● **Given instruction**: Output the records. Match them exactly.
-- START OF Entries supplied --
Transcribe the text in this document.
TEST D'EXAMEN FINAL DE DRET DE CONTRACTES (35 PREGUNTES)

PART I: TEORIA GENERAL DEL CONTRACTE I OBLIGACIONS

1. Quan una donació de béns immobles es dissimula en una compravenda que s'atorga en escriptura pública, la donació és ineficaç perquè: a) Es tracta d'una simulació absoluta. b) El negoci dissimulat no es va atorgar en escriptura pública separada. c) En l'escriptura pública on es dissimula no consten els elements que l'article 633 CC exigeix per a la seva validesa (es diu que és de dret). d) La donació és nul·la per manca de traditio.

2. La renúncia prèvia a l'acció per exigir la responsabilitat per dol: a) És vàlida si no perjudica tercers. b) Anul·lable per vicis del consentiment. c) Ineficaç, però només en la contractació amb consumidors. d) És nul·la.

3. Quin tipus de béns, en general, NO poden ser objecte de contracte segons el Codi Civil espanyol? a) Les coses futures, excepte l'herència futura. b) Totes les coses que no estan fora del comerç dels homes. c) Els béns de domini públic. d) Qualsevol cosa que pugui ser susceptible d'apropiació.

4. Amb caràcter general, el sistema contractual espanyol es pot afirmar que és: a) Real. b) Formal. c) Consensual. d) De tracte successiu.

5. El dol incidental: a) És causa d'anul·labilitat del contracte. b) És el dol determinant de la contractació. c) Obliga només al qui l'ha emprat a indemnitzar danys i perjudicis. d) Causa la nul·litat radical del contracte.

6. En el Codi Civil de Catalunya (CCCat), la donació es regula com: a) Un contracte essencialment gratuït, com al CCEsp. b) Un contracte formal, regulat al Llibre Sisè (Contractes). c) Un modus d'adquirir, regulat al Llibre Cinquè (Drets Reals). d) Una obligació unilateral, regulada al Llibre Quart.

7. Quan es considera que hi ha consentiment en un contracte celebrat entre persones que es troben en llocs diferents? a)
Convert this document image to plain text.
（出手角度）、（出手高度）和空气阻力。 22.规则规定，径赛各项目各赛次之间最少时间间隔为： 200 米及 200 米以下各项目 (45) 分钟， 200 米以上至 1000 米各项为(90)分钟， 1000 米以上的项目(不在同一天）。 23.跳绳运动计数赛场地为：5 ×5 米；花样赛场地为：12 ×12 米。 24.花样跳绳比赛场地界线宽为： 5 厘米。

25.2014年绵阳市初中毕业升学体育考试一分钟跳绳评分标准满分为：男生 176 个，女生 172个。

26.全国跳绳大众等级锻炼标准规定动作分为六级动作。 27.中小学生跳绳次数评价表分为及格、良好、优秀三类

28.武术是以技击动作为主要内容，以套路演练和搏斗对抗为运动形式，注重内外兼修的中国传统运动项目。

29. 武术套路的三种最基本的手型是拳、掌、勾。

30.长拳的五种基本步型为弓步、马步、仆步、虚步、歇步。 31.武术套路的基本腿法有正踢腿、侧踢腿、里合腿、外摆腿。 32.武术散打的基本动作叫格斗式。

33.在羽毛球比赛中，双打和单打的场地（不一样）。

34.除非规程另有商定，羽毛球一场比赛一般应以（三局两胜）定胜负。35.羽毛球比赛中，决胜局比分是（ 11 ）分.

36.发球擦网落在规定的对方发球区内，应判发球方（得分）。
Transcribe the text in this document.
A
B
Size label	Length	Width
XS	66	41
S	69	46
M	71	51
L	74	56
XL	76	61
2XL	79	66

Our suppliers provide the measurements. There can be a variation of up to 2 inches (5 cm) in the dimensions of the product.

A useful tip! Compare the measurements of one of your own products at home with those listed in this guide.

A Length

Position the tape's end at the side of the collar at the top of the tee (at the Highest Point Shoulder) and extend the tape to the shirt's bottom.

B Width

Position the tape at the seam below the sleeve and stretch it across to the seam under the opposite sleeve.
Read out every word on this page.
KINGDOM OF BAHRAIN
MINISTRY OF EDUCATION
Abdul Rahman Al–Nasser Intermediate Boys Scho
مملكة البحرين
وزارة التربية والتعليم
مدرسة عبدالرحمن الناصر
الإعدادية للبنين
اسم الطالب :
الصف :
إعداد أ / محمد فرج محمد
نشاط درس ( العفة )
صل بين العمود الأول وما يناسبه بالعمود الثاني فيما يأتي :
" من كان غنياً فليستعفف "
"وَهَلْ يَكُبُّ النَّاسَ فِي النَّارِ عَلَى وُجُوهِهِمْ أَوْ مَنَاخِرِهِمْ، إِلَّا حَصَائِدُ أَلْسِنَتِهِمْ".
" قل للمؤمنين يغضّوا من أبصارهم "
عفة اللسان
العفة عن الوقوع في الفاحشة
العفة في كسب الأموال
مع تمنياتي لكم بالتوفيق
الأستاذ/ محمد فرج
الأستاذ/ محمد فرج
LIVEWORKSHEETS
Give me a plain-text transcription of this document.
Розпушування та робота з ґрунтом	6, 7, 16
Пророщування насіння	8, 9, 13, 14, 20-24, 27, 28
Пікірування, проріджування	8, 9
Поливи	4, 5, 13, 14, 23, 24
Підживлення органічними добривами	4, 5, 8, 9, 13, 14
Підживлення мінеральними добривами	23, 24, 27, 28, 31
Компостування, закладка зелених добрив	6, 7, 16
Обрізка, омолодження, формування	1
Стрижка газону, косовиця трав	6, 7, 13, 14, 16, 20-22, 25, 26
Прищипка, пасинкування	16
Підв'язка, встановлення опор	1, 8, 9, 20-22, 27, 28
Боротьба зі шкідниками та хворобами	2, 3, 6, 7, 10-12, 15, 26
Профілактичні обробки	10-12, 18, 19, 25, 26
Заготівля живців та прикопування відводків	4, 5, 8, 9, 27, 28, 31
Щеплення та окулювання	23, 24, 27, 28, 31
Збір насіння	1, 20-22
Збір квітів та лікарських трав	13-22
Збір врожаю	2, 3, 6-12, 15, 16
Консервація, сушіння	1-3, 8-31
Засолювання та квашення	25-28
-- END OF Entries supplied --
● **Reply to the exercise**:
Transcribe the text in this document.
TEST D'EXAMEN FINAL DE DRET DE CONTRACTES (35 PREGUNTES)

PART I: TEORIA GENERAL DEL CONTRACTE I OBLIGACIONS

1. Quan una donació de béns immobles es dissimula en una compravenda que s'atorga en escriptura pública, la donació és ineficaç perquè: a) Es tracta d'una simulació absoluta. b) El negoci dissimulat no es va atorgar en escriptura pública separada. c) En l'escriptura pública on es dissimula no consten els elements que l'article 633 CC exigeix per a la seva validesa (es diu que és de dret). d) La donació és nul·la per manca de traditio.

2. La renúncia prèvia a l'acció per exigir la responsabilitat per dol: a) És vàlida si no perjudica tercers. b) Anul·lable per vicis del consentiment. c) Ineficaç, però només en la contractació amb consumidors. d) És nul·la.

3. Quin tipus de béns, en general, NO poden ser objecte de contracte segons el Codi Civil espanyol? a) Les coses futures, excepte l'herència futura. b) Totes les coses que no estan fora del comerç dels homes. c) Els béns de domini públic. d) Qualsevol cosa que pugui ser susceptible d'apropiació.

4. Amb caràcter general, el sistema contractual espanyol es pot afirmar que és: a) Real. b) Formal. c) Consensual. d) De tracte successiu.

5. El dol incidental: a) És causa d'anul·labilitat del contracte. b) És el dol determinant de la contractació. c) Obliga només al qui l'ha emprat a indemnitzar danys i perjudicis. d) Causa la nul·litat radical del contracte.

6. En el Codi Civil de Catalunya (CCCat), la donació es regula com: a) Un contracte essencialment gratuït, com al CCEsp. b) Un contracte formal, regulat al Llibre Sisè (Contractes). c) Un modus d'adquirir, regulat al Llibre Cinquè (Drets Reals). d) Una obligació unilateral, regulada al Llibre Quart.

7. Quan es considera que hi ha consentiment en un contracte celebrat entre persones que es troben en llocs diferents? a)
Convert this document image to plain text.
（出手角度）、（出手高度）和空气阻力。 22.规则规定，径赛各项目各赛次之间最少时间间隔为： 200 米及 200 米以下各项目 (45) 分钟， 200 米以上至 1000 米各项为(90)分钟， 1000 米以上的项目(不在同一天）。 23.跳绳运动计数赛场地为：5 ×5 米；花样赛场地为：12 ×12 米。 24.花样跳绳比赛场地界线宽为： 5 厘米。

25.2014年绵阳市初中毕业升学体育考试一分钟跳绳评分标准满分为：男生 176 个，女生 172个。

26.全国跳绳大众等级锻炼标准规定动作分为六级动作。 27.中小学生跳绳次数评价表分为及格、良好、优秀三类

28.武术是以技击动作为主要内容，以套路演练和搏斗对抗为运动形式，注重内外兼修的中国传统运动项目。

29. 武术套路的三种最基本的手型是拳、掌、勾。

30.长拳的五种基本步型为弓步、马步、仆步、虚步、歇步。 31.武术套路的基本腿法有正踢腿、侧踢腿、里合腿、外摆腿。 32.武术散打的基本动作叫格斗式。

33.在羽毛球比赛中，双打和单打的场地（不一样）。

34.除非规程另有商定，羽毛球一场比赛一般应以（三局两胜）定胜负。35.羽毛球比赛中，决胜局比分是（ 11 ）分.

36.发球擦网落在规定的对方发球区内，应判发球方（得分）。
Transcribe the text in this document.
A
B
Size label	Length	Width
XS	66	41
S	69	46
M	71	51
L	74	56
XL	76	61
2XL	79	66

Our suppliers provide the measurements. There can be a variation of up to 2 inches (5 cm) in the dimensions of the product.

A useful tip! Compare the measurements of one of your own products at home with those listed in this guide.

A Length

Position the tape's end at the side of the collar at the top of the tee (at the Highest Point Shoulder) and extend the tape to the shirt's bottom.

B Width

Position the tape at the seam below the sleeve and stretch it across to the seam under the opposite sleeve.
Read out every word on this page.
KINGDOM OF BAHRAIN
MINISTRY OF EDUCATION
Abdul Rahman Al–Nasser Intermediate Boys Scho
مملكة البحرين
وزارة التربية والتعليم
مدرسة عبدالرحمن الناصر
الإعدادية للبنين
اسم الطالب :
الصف :
إعداد أ / محمد فرج محمد
نشاط درس ( العفة )
صل بين العمود الأول وما يناسبه بالعمود الثاني فيما يأتي :
" من كان غنياً فليستعفف "
"وَهَلْ يَكُبُّ النَّاسَ فِي النَّارِ عَلَى وُجُوهِهِمْ أَوْ مَنَاخِرِهِمْ، إِلَّا حَصَائِدُ أَلْسِنَتِهِمْ".
" قل للمؤمنين يغضّوا من أبصارهم "
عفة اللسان
العفة عن الوقوع في الفاحشة
العفة في كسب الأموال
مع تمنياتي لكم بالتوفيق
الأستاذ/ محمد فرج
الأستاذ/ محمد فرج
LIVEWORKSHEETS
Give me a plain-text transcription of this document.
Розпушування та робота з ґрунтом	6, 7, 16
Пророщування насіння	8, 9, 13, 14, 20-24, 27, 28
Пікірування, проріджування	8, 9
Поливи	4, 5, 13, 14, 23, 24
Підживлення органічними добривами	4, 5, 8, 9, 13, 14
Підживлення мінеральними добривами	23, 24, 27, 28, 31
Компостування, закладка зелених добрив	6, 7, 16
Обрізка, омолодження, формування	1
Стрижка газону, косовиця трав	6, 7, 13, 14, 16, 20-22, 25, 26
Прищипка, пасинкування	16
Підв'язка, встановлення опор	1, 8, 9, 20-22, 27, 28
Боротьба зі шкідниками та хворобами	2, 3, 6, 7, 10-12, 15, 26
Профілактичні обробки	10-12, 18, 19, 25, 26
Заготівля живців та прикопування відводків	4, 5, 8, 9, 27, 28, 31
Щеплення та окулювання	23, 24, 27, 28, 31
Збір насіння	1, 20-22
Збір квітів та лікарських трав	13-22
Збір врожаю	2, 3, 6-12, 15, 16
Консервація, сушіння	1-3, 8-31
Засолювання та квашення	25-28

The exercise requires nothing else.